• [Work to be completed]:
Copy the entries verbatim, beginning with the first line and ending with the line that contains "svg-text:43.00': 43.00': [396, 603, 428, 614]".

Start of Input data

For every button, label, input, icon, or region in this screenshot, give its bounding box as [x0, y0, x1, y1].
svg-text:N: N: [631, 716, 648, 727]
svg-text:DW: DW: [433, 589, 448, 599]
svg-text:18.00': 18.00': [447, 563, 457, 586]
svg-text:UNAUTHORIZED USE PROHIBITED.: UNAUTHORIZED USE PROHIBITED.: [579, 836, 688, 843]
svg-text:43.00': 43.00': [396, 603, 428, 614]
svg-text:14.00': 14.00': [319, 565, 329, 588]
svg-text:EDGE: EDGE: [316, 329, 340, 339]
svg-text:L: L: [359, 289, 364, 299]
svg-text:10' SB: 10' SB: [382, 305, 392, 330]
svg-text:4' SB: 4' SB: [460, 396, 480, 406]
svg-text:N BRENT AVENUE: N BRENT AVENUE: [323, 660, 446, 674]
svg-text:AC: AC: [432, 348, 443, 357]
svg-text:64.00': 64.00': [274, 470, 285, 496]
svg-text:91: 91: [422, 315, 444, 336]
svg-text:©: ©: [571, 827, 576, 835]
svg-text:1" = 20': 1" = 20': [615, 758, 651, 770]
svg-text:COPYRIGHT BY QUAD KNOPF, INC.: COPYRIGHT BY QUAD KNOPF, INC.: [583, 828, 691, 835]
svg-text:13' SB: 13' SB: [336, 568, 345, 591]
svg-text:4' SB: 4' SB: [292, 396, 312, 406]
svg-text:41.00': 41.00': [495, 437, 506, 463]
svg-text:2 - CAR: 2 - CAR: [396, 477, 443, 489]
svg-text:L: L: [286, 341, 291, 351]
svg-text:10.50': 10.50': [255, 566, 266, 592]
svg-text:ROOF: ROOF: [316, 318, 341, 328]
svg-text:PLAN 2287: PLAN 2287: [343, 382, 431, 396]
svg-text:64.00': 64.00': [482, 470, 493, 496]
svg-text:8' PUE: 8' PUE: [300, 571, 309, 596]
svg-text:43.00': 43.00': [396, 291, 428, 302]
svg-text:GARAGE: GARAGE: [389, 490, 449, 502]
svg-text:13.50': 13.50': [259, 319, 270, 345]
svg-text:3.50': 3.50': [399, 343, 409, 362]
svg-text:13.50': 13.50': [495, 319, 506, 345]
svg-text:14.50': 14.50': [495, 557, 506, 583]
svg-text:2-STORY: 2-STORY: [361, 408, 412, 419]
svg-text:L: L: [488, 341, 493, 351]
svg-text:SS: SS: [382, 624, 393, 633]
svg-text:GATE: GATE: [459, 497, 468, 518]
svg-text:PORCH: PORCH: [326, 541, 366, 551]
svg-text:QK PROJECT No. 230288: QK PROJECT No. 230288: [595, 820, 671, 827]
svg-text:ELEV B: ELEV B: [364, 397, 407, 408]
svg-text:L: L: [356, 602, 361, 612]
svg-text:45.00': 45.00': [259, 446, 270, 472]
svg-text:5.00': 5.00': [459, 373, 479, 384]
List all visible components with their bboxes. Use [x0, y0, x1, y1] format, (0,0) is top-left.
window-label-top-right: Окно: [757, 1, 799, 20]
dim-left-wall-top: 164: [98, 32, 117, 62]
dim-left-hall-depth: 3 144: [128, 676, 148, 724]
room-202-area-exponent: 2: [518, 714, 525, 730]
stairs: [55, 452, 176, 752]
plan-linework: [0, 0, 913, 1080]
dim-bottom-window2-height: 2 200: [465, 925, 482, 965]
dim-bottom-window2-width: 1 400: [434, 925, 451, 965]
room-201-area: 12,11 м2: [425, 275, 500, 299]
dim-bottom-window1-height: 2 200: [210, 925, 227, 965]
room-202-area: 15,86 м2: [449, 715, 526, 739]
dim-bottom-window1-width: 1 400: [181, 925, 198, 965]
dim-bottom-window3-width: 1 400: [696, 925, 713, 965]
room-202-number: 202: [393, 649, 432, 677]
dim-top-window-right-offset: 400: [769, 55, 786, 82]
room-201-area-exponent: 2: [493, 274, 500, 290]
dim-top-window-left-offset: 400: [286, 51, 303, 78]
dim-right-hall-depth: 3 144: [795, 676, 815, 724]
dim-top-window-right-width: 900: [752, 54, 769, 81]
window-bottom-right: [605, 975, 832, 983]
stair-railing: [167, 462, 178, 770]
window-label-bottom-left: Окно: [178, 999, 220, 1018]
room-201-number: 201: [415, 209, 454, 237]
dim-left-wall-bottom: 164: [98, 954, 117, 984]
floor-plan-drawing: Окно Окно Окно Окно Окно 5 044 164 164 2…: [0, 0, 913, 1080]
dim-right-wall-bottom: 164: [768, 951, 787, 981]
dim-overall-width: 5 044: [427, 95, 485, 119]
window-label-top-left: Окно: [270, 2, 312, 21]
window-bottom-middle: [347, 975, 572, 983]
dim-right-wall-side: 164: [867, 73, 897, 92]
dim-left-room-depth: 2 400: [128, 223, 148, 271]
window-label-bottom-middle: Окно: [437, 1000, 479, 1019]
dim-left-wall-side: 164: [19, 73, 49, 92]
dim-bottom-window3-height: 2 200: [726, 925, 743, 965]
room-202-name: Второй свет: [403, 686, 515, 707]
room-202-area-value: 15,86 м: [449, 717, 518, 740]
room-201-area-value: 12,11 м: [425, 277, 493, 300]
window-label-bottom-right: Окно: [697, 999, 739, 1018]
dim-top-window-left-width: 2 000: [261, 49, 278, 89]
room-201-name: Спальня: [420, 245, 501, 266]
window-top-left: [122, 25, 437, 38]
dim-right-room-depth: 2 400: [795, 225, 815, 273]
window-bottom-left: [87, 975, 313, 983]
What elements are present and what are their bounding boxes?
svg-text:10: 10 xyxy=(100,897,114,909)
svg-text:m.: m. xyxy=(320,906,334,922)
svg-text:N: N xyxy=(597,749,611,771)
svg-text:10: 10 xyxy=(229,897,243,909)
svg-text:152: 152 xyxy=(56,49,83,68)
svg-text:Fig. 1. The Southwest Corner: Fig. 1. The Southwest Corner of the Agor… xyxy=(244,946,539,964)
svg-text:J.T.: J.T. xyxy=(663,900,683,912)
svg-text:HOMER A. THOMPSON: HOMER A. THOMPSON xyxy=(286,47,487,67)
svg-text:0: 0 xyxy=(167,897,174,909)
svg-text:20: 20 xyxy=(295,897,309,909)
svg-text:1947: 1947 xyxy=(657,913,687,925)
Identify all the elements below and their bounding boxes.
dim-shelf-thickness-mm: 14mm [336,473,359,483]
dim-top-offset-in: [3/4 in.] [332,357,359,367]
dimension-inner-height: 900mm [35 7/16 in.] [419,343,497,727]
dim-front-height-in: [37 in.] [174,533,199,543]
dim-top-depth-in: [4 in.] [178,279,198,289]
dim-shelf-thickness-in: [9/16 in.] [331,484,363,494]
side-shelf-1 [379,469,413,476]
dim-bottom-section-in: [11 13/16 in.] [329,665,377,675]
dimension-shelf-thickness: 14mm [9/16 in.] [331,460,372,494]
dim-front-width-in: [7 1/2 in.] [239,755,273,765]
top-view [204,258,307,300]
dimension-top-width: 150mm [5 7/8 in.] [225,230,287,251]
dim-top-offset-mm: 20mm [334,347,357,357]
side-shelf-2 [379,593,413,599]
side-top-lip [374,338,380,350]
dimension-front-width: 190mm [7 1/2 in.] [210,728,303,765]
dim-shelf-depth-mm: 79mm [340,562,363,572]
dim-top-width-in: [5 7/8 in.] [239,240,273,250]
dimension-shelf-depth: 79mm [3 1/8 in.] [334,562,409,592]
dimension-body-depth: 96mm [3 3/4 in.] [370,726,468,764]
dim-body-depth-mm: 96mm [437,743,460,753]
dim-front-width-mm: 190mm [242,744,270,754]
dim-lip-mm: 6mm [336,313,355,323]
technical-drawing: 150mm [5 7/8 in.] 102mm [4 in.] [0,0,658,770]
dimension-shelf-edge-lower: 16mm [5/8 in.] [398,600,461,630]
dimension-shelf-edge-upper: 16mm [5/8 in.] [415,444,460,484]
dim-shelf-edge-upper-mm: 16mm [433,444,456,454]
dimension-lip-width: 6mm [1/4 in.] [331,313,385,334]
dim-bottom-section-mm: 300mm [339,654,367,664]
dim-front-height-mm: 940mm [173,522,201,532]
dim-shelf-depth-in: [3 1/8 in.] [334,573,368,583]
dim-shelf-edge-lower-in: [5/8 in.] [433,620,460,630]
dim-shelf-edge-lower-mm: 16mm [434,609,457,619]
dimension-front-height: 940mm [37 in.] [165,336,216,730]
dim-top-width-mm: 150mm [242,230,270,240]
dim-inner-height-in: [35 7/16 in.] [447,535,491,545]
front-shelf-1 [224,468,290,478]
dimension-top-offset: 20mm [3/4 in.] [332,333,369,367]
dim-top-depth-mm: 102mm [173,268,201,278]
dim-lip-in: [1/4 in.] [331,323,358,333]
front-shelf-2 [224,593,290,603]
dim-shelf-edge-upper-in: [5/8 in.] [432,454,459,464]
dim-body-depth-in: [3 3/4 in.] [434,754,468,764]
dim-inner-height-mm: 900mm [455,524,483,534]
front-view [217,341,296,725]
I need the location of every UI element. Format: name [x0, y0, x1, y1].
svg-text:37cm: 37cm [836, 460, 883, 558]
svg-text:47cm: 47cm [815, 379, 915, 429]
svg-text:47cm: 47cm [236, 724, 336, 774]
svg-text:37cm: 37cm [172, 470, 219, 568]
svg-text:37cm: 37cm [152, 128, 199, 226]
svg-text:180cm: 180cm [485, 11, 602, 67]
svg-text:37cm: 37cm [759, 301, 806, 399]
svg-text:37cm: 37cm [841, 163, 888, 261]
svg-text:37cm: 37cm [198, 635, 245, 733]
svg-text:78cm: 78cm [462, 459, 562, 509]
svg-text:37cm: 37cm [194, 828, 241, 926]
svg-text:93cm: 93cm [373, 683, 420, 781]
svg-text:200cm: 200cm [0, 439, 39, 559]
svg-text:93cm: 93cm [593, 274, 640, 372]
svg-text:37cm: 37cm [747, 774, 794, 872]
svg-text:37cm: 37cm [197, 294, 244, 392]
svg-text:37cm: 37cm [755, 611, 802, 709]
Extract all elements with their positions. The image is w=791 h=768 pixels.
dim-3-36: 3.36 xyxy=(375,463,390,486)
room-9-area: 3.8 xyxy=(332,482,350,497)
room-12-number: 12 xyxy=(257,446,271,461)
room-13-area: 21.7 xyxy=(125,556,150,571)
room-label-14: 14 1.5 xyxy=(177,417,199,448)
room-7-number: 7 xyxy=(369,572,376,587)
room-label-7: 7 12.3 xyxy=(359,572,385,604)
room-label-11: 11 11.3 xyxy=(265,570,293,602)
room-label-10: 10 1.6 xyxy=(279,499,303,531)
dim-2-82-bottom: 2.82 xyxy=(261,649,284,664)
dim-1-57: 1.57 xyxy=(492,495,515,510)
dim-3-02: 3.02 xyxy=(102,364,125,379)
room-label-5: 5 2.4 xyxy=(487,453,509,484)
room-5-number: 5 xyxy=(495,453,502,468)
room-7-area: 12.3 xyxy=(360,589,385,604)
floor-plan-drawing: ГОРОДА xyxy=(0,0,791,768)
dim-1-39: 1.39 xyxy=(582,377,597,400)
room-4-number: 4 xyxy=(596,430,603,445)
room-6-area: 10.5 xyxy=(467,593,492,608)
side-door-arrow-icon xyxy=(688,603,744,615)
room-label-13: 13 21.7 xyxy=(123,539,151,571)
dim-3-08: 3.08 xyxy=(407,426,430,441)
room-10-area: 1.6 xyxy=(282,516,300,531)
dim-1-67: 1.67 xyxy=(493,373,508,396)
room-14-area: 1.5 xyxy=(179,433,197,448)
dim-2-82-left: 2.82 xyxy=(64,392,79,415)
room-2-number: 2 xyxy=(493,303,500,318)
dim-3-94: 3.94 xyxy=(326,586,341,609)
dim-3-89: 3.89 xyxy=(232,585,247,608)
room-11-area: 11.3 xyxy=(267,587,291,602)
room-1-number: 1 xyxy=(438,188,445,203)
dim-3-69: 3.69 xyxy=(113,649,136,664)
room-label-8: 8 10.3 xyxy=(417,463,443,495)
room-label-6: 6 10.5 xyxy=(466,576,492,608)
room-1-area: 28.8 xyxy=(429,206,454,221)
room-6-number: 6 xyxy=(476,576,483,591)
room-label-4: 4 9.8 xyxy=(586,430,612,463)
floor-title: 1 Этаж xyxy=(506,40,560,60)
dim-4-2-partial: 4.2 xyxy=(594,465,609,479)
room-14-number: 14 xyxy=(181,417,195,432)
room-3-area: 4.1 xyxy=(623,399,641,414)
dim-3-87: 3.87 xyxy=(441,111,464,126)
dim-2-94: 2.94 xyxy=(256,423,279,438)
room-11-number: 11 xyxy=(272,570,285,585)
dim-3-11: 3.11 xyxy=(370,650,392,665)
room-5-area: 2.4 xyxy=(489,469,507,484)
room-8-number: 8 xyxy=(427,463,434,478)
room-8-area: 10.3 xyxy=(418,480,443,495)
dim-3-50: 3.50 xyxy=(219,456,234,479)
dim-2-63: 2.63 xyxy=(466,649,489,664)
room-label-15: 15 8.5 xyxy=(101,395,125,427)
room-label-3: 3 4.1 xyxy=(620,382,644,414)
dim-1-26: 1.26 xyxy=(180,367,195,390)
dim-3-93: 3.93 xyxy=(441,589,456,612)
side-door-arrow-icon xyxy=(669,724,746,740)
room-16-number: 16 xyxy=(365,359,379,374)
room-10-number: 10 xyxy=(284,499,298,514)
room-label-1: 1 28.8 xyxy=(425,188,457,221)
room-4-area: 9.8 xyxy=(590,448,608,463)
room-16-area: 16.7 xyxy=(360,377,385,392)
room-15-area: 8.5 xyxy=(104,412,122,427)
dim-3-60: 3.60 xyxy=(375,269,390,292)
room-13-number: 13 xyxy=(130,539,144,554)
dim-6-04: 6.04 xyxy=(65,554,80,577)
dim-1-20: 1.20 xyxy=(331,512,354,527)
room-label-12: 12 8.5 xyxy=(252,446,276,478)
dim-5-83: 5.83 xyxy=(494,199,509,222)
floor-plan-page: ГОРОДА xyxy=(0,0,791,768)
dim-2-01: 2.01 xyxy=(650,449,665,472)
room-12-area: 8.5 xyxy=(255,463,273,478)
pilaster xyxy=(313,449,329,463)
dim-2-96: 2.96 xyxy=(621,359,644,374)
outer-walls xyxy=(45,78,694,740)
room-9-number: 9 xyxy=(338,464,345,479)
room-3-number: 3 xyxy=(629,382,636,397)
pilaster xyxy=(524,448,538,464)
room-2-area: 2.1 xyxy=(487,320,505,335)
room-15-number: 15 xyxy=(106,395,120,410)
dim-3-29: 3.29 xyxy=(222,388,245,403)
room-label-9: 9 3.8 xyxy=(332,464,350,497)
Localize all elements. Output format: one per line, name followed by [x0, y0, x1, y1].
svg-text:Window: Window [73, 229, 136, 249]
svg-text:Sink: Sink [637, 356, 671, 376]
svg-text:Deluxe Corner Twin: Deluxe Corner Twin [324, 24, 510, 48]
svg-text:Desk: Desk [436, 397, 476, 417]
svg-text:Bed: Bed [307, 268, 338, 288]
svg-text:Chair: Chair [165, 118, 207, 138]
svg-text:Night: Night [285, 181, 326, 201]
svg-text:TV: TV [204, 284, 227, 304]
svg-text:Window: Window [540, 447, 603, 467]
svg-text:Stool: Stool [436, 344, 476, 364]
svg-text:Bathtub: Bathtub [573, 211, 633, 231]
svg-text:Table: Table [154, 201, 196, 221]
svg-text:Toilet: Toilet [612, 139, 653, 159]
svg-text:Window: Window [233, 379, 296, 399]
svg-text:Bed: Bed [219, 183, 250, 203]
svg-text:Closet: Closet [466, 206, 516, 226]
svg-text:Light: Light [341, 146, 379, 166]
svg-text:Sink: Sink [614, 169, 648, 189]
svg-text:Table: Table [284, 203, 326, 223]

End of Input data

• [Task answer]:
For every button, label, input, icon, or region in this screenshot, give its bounding box as [x0, y0, x1, y1].
svg-text:N: N: [631, 716, 648, 727]
svg-text:DW: DW: [433, 589, 448, 599]
svg-text:18.00': 18.00': [447, 563, 457, 586]
svg-text:UNAUTHORIZED USE PROHIBITED.: UNAUTHORIZED USE PROHIBITED.: [579, 836, 688, 843]
svg-text:43.00': 43.00': [396, 603, 428, 614]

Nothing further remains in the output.